[Start Material to process]

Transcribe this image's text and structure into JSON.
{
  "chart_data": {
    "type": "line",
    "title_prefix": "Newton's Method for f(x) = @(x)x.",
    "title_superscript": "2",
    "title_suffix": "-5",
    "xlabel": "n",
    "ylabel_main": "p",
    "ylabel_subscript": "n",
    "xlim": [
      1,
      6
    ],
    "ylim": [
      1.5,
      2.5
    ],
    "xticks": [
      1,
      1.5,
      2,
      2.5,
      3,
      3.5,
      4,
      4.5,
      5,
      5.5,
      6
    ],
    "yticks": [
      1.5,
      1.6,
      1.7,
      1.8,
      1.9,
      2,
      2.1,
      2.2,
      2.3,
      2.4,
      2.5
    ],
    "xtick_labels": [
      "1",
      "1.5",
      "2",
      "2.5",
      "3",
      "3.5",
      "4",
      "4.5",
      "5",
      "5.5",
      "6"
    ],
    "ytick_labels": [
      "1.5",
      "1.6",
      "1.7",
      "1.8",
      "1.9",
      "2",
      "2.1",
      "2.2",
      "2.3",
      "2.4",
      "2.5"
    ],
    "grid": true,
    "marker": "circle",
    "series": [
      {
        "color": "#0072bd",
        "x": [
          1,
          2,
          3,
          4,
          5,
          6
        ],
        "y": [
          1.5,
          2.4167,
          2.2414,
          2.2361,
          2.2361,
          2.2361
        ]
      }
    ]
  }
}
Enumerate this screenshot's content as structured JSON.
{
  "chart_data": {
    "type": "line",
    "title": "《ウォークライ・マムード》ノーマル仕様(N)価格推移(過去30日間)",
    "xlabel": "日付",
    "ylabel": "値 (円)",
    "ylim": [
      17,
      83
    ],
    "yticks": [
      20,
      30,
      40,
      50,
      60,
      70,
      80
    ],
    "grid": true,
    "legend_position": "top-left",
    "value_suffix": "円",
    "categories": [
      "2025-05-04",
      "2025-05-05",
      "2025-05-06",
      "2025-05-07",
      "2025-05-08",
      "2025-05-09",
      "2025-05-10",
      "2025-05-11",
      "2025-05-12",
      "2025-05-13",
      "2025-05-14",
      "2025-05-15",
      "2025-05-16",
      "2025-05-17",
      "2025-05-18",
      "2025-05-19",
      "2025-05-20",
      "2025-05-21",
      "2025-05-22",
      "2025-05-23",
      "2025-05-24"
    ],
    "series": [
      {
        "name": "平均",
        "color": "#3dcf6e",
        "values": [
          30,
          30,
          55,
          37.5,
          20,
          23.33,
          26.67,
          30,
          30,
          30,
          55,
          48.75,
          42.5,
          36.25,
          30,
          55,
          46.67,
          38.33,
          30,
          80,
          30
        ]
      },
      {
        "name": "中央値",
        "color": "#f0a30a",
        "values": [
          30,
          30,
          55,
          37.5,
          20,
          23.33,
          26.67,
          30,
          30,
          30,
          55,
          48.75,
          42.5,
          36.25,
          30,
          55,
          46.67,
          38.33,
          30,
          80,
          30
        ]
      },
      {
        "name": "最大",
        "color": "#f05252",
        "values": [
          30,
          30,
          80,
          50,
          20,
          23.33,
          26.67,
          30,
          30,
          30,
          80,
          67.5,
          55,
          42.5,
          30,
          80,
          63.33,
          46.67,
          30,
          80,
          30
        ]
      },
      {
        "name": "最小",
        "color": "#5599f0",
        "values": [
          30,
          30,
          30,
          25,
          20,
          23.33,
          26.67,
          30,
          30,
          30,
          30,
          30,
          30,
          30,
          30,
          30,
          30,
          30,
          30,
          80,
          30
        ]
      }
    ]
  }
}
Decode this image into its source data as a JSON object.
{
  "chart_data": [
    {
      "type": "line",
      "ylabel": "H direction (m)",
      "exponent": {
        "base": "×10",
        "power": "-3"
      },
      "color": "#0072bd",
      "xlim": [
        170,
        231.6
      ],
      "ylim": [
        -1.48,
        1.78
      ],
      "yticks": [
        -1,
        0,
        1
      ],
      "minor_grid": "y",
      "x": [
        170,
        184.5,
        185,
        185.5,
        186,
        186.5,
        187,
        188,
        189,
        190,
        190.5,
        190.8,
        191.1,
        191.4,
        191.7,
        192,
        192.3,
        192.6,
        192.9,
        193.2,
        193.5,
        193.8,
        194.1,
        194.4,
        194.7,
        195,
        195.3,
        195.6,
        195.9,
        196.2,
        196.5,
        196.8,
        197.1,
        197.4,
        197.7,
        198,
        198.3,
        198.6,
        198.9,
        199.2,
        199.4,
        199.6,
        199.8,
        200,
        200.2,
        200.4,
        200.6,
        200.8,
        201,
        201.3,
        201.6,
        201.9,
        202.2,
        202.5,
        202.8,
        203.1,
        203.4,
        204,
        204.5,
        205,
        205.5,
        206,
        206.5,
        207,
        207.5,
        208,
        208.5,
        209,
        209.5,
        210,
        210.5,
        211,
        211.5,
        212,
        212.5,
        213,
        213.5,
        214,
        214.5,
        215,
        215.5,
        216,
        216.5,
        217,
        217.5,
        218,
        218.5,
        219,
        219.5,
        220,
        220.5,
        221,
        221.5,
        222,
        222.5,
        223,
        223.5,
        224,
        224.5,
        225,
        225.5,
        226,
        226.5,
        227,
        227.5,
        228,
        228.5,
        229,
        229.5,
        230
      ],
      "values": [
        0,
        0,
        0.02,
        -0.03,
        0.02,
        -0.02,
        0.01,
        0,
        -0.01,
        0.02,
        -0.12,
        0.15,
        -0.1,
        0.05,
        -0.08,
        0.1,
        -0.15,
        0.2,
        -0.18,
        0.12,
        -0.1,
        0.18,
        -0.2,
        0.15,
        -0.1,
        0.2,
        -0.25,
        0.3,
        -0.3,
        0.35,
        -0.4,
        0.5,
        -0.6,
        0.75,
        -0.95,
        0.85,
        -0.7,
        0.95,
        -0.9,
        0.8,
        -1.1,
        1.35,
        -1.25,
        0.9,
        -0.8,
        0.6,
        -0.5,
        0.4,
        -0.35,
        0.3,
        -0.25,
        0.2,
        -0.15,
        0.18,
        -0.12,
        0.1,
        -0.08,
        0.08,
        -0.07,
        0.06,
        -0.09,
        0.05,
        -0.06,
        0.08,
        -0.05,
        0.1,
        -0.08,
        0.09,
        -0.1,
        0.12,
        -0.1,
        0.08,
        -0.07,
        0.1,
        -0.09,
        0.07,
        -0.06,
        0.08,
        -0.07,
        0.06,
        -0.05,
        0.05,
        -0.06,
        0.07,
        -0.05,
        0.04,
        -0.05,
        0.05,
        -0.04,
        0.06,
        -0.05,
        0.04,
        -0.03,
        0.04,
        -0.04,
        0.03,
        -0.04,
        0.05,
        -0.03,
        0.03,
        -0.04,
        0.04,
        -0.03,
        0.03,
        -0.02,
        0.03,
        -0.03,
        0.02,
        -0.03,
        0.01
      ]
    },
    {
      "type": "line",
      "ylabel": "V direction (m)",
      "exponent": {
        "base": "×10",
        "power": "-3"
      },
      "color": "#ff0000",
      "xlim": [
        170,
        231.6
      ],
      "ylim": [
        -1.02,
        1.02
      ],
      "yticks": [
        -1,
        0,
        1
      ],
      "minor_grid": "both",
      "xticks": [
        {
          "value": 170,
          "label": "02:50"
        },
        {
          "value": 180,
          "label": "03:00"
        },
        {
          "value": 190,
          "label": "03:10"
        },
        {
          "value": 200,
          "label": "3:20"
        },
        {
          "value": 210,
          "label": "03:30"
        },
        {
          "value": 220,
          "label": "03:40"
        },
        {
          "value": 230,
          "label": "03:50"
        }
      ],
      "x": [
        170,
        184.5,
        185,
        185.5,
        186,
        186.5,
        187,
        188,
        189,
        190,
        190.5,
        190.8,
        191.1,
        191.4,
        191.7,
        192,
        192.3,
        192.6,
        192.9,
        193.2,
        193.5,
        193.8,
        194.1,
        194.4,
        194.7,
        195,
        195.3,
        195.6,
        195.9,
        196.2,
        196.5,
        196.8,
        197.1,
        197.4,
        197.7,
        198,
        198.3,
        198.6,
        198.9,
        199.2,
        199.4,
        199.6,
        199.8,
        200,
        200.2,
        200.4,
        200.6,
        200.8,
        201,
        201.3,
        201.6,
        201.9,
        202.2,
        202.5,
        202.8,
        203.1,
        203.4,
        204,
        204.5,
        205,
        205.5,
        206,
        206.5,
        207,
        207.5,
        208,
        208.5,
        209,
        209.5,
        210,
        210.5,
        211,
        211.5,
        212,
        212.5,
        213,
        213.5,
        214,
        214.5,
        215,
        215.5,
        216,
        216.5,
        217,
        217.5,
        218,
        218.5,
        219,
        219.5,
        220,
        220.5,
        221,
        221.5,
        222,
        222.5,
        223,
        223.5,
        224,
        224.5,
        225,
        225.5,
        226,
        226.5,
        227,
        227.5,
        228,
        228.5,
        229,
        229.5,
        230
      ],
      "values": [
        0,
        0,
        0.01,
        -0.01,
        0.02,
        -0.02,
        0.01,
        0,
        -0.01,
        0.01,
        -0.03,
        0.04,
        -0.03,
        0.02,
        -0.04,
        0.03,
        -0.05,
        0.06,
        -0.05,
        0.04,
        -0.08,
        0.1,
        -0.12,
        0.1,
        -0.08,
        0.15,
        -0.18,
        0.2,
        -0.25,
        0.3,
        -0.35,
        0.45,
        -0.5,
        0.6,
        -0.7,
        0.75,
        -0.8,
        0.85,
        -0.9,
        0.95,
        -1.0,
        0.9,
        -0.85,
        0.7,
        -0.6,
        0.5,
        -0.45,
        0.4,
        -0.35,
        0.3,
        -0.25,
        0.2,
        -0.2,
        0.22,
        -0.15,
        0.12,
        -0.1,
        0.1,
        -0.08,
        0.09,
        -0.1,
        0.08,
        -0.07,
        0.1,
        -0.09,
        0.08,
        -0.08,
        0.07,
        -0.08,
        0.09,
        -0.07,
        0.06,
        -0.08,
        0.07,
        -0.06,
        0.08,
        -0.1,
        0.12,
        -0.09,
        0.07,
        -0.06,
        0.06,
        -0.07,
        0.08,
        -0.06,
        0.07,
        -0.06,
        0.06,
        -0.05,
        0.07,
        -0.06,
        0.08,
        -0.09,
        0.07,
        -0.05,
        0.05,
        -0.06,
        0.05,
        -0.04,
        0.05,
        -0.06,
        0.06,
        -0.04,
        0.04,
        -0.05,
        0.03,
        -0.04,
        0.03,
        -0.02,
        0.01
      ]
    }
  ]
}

[End Material to process]

▶ **What you are asked to do**: Filter lines by "image" and return each hit.

▶ **Task result**:
Transcribe this image's text and structure into JSON.
Decode this image into its source data as a JSON object.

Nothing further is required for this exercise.